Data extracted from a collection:
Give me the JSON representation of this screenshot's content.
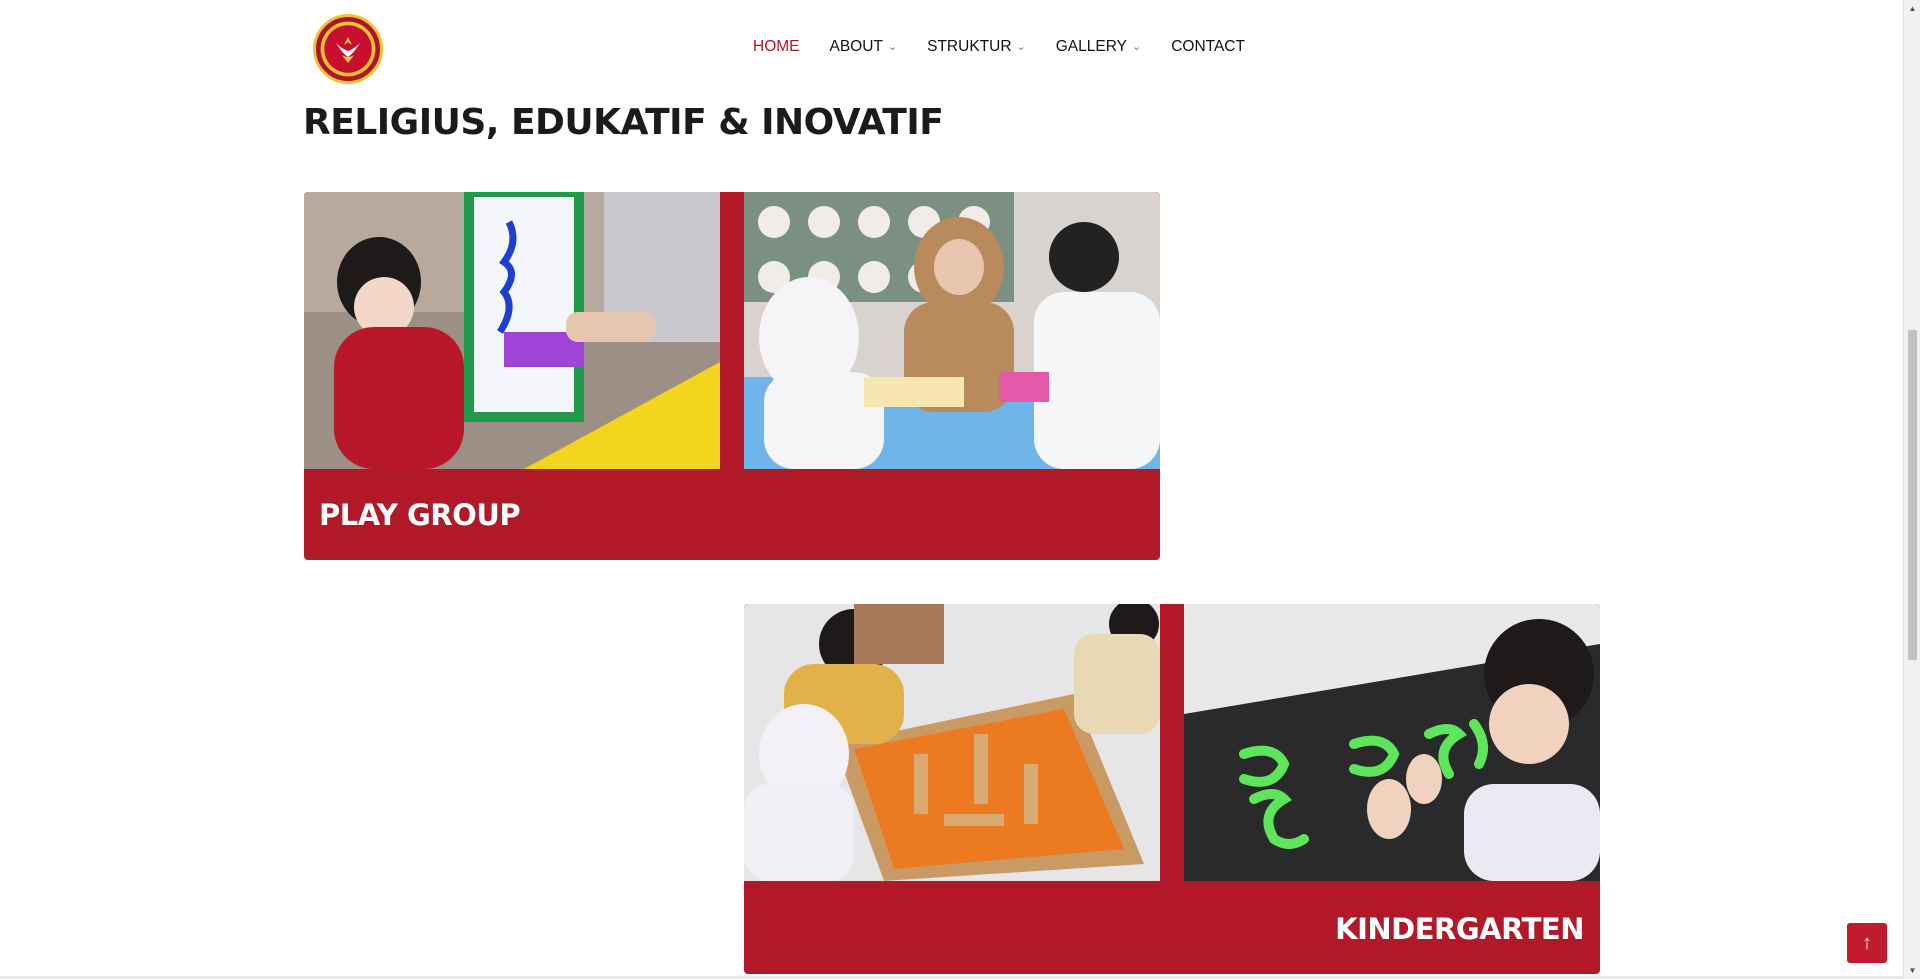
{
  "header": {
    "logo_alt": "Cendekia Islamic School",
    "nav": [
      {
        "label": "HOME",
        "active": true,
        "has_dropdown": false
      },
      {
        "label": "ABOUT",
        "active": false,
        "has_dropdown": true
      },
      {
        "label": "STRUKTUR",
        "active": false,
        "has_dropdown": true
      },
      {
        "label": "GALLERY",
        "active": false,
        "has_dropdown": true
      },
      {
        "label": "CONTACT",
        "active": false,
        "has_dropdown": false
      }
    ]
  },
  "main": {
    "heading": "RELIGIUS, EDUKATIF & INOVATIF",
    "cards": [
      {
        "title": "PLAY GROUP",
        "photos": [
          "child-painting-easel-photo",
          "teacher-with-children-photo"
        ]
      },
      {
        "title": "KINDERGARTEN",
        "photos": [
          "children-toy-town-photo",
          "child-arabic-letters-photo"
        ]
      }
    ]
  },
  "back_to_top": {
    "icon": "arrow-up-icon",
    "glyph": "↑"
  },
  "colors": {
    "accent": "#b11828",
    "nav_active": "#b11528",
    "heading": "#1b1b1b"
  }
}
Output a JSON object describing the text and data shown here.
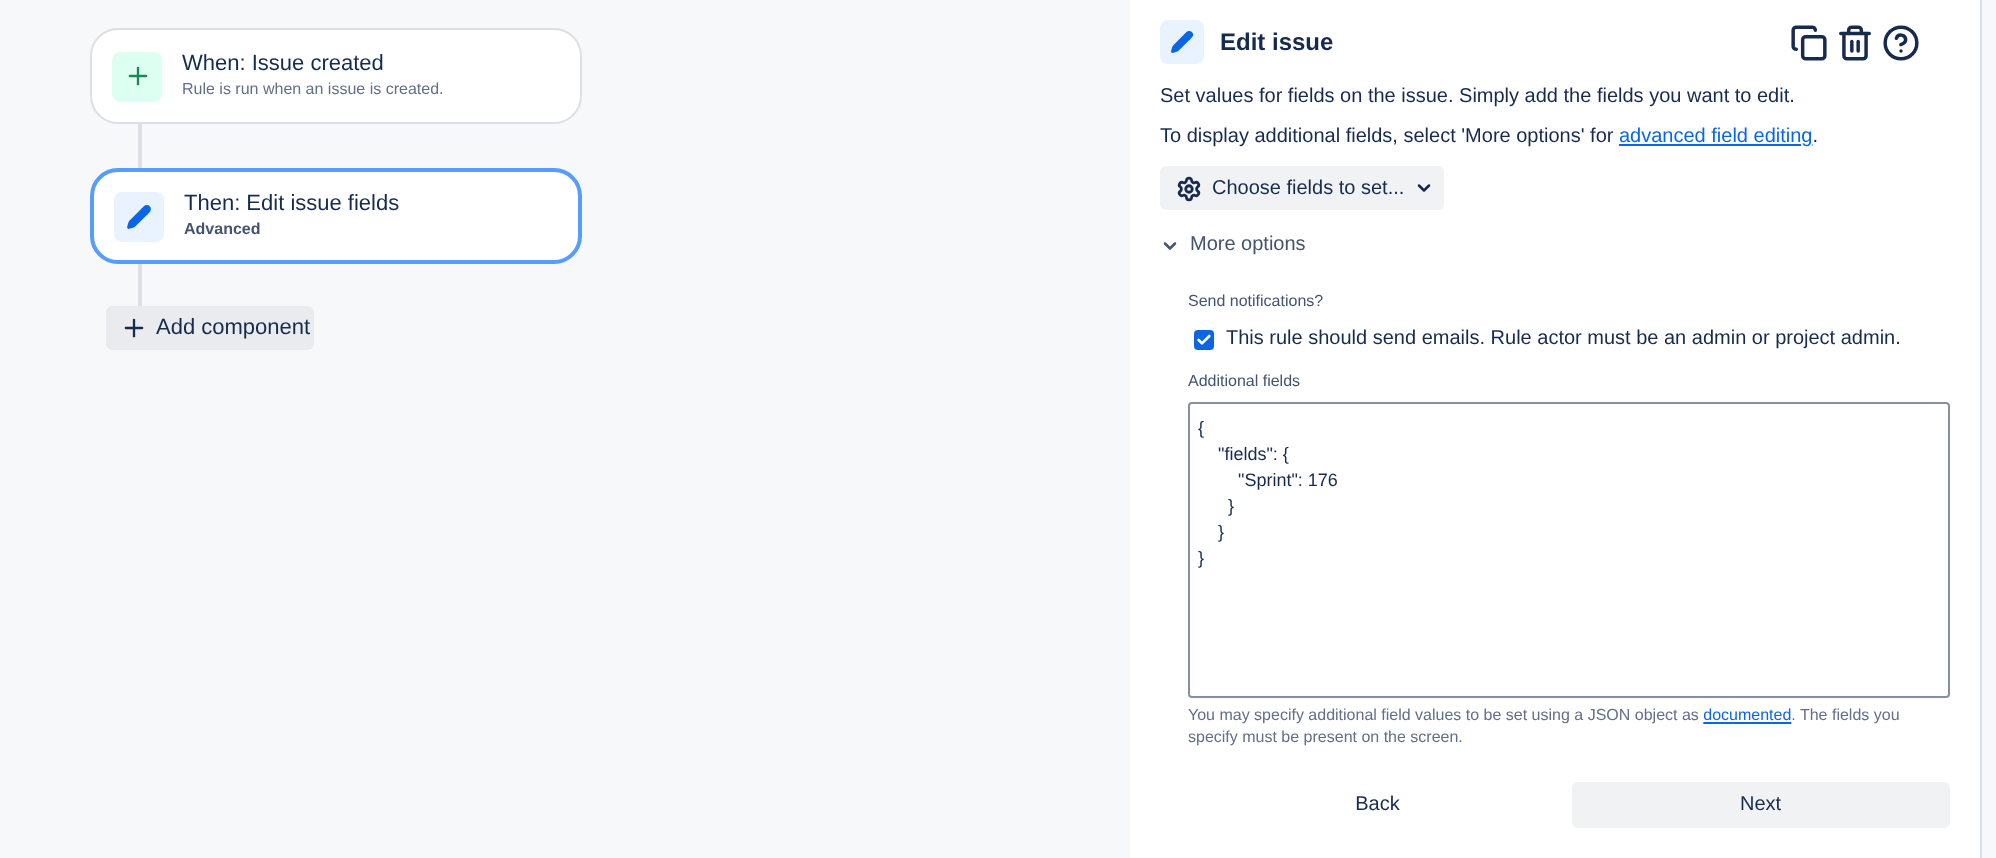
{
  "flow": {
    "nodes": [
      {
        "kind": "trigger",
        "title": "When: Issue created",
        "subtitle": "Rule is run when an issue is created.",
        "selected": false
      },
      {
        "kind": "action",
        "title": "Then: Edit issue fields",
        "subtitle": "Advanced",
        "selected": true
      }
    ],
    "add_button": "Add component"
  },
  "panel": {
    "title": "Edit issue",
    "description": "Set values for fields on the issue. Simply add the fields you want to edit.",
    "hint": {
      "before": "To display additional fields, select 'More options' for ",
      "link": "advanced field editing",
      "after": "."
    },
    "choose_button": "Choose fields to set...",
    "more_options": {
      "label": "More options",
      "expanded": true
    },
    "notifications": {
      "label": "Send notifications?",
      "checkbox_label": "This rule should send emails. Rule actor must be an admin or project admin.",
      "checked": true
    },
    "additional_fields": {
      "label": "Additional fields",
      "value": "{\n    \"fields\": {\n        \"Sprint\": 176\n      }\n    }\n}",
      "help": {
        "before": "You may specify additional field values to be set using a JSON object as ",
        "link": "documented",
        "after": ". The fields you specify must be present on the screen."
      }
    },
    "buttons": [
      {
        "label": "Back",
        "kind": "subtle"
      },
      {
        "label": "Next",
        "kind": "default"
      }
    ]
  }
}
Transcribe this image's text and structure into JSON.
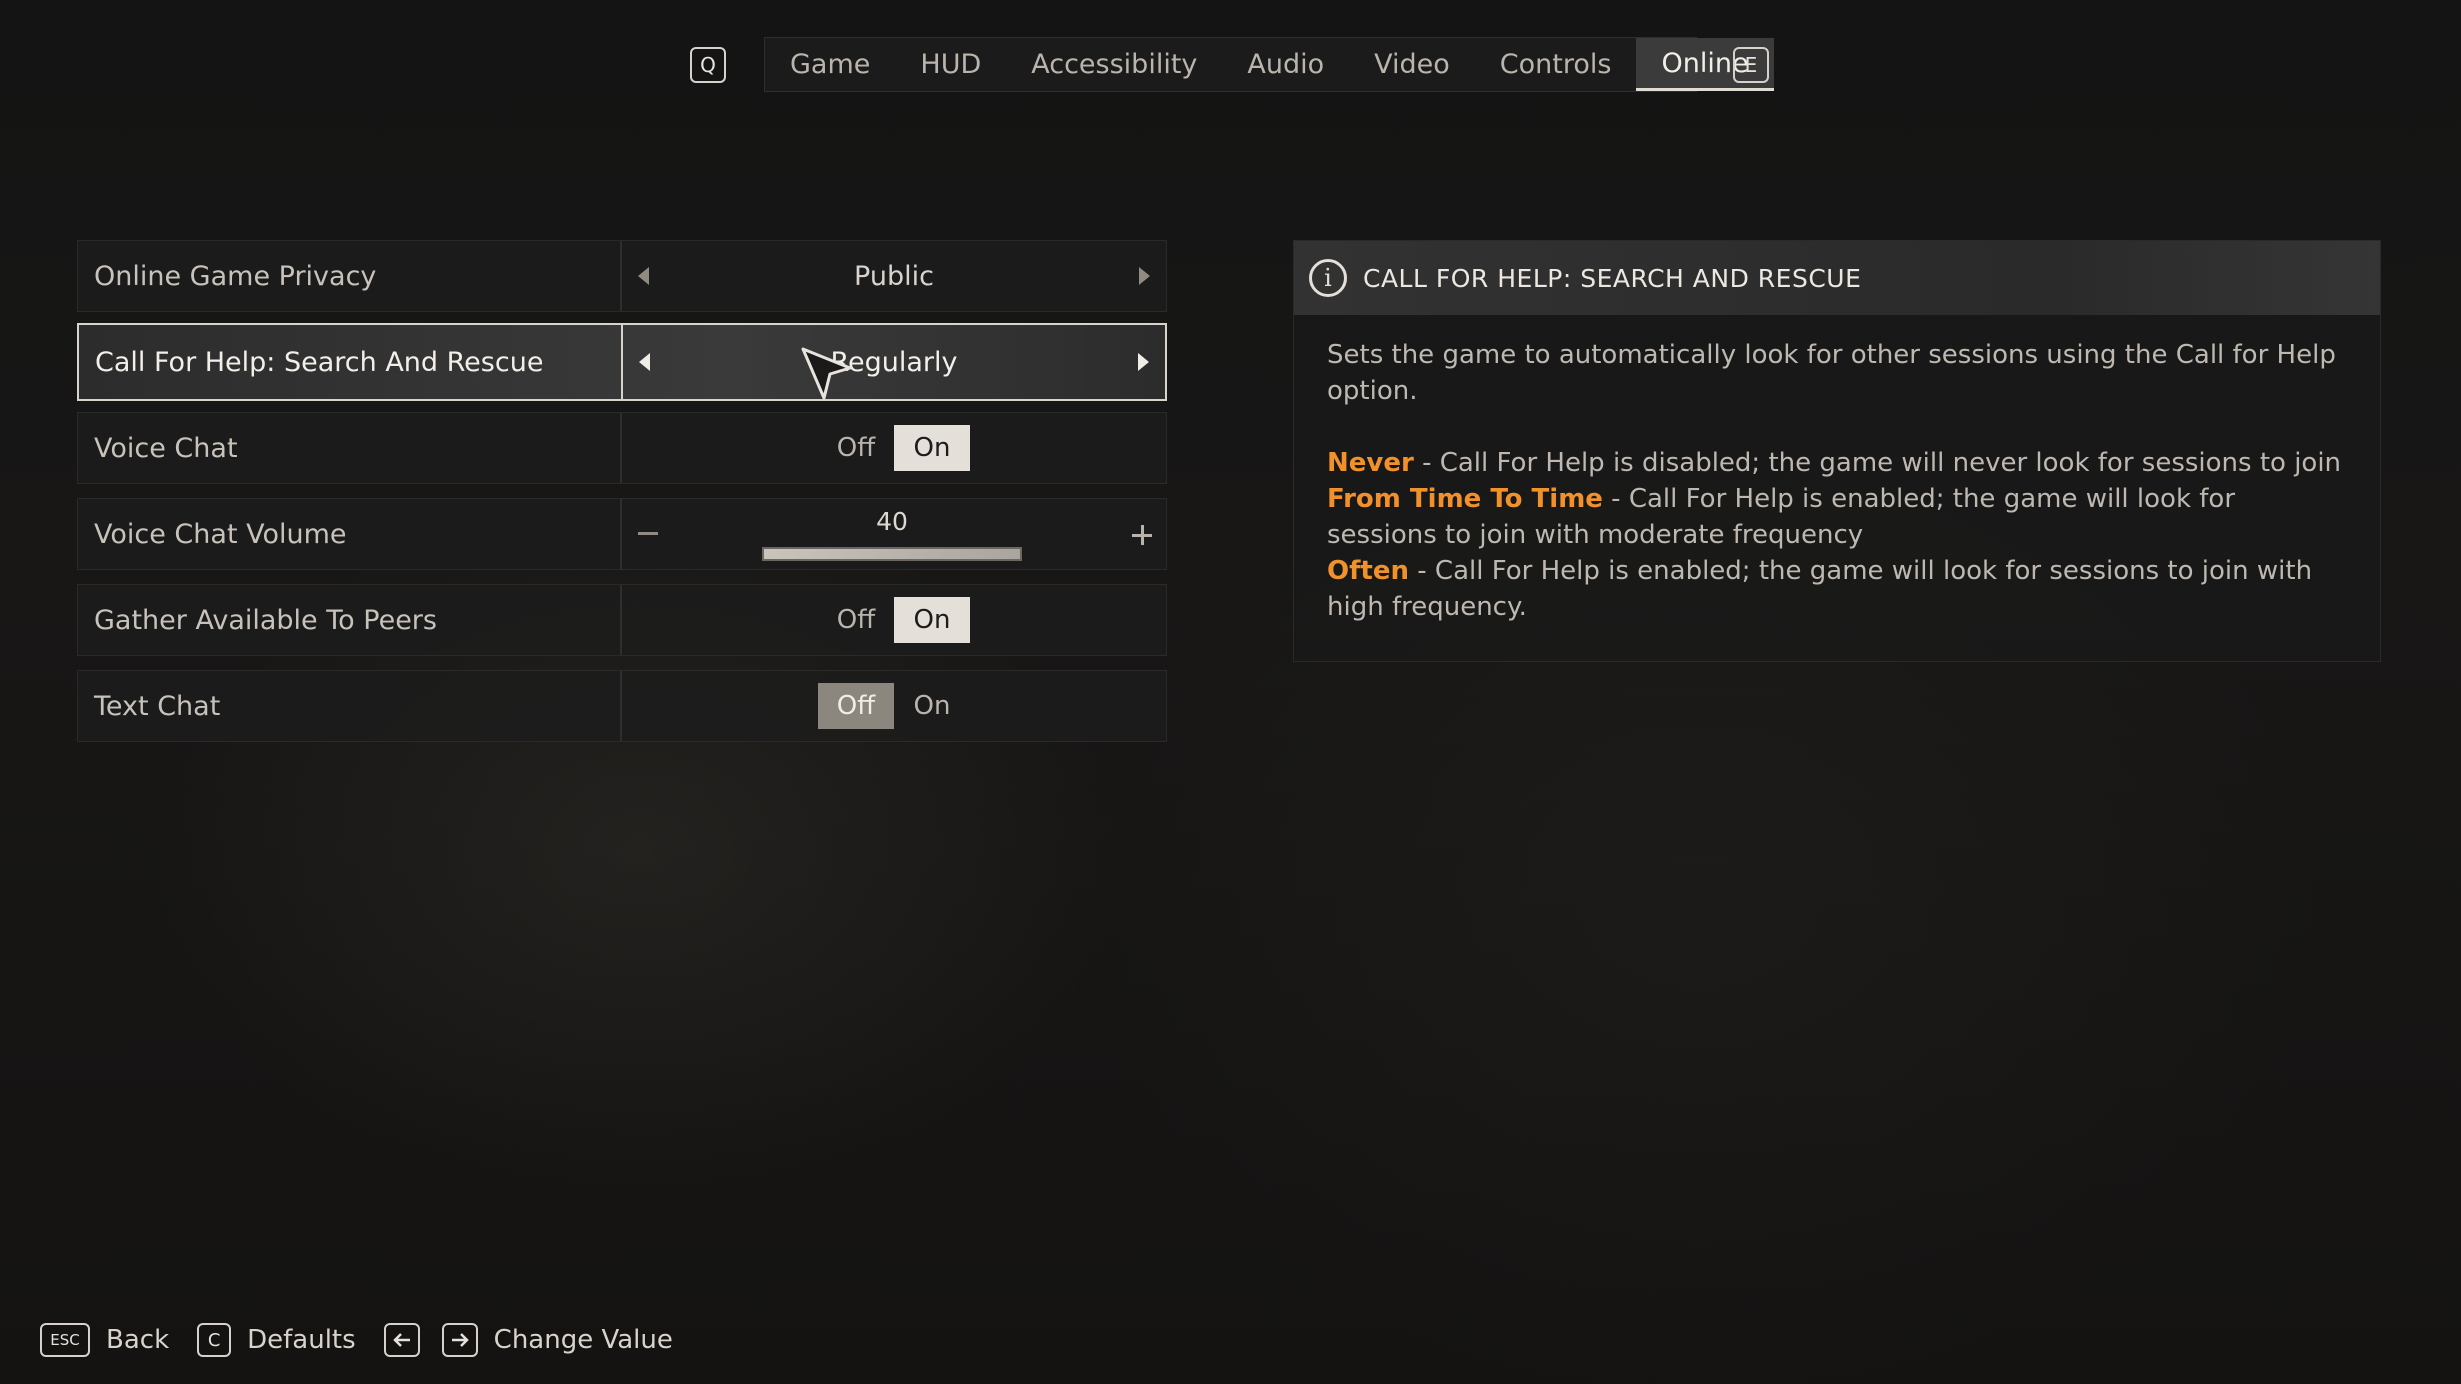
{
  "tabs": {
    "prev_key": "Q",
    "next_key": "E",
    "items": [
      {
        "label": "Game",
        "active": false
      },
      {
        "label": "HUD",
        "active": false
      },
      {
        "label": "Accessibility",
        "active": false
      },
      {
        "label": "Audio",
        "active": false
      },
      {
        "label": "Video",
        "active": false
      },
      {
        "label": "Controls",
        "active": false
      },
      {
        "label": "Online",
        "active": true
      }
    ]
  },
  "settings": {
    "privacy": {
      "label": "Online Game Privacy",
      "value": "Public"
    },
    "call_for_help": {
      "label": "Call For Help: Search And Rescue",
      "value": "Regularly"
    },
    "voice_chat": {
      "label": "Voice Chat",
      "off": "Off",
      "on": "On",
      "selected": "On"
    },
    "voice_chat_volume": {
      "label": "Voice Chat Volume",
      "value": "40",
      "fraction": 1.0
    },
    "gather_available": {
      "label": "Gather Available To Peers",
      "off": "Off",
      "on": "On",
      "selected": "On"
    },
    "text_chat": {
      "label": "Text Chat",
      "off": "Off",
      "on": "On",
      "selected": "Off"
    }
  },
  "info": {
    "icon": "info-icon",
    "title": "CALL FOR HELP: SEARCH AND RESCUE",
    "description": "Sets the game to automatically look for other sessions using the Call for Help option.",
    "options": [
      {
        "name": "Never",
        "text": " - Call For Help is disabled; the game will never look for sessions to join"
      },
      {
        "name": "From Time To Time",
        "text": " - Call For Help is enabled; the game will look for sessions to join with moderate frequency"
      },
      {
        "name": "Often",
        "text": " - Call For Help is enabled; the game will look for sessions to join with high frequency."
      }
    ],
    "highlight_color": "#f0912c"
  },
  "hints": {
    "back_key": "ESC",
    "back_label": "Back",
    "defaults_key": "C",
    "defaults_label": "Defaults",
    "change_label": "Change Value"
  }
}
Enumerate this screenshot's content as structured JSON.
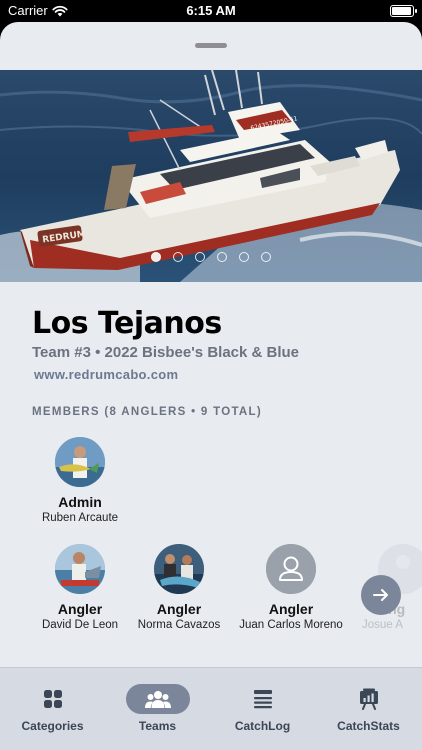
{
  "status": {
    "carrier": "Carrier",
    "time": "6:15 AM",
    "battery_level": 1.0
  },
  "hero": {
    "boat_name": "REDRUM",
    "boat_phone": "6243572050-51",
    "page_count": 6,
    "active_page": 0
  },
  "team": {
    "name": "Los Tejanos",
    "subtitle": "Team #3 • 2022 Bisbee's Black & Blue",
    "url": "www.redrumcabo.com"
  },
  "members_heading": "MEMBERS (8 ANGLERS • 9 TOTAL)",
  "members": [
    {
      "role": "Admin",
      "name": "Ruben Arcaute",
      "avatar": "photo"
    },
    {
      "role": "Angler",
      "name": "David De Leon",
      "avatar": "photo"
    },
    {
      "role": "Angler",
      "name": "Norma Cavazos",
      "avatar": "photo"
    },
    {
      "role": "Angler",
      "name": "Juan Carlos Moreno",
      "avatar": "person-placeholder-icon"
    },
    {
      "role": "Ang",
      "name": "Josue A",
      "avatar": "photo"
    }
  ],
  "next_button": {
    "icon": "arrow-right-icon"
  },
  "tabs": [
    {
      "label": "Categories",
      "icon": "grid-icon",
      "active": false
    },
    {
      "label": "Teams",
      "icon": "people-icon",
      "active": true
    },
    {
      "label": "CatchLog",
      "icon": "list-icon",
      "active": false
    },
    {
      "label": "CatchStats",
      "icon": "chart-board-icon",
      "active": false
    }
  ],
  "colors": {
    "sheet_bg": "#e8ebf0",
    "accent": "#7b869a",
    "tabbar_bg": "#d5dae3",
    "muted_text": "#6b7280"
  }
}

• _Stated task_:
In the entries above, identify every line with the string "created".

• _Right answer_:
        "title": "When: Issue created",
        "subtitle": "Rule is run when an issue is created.",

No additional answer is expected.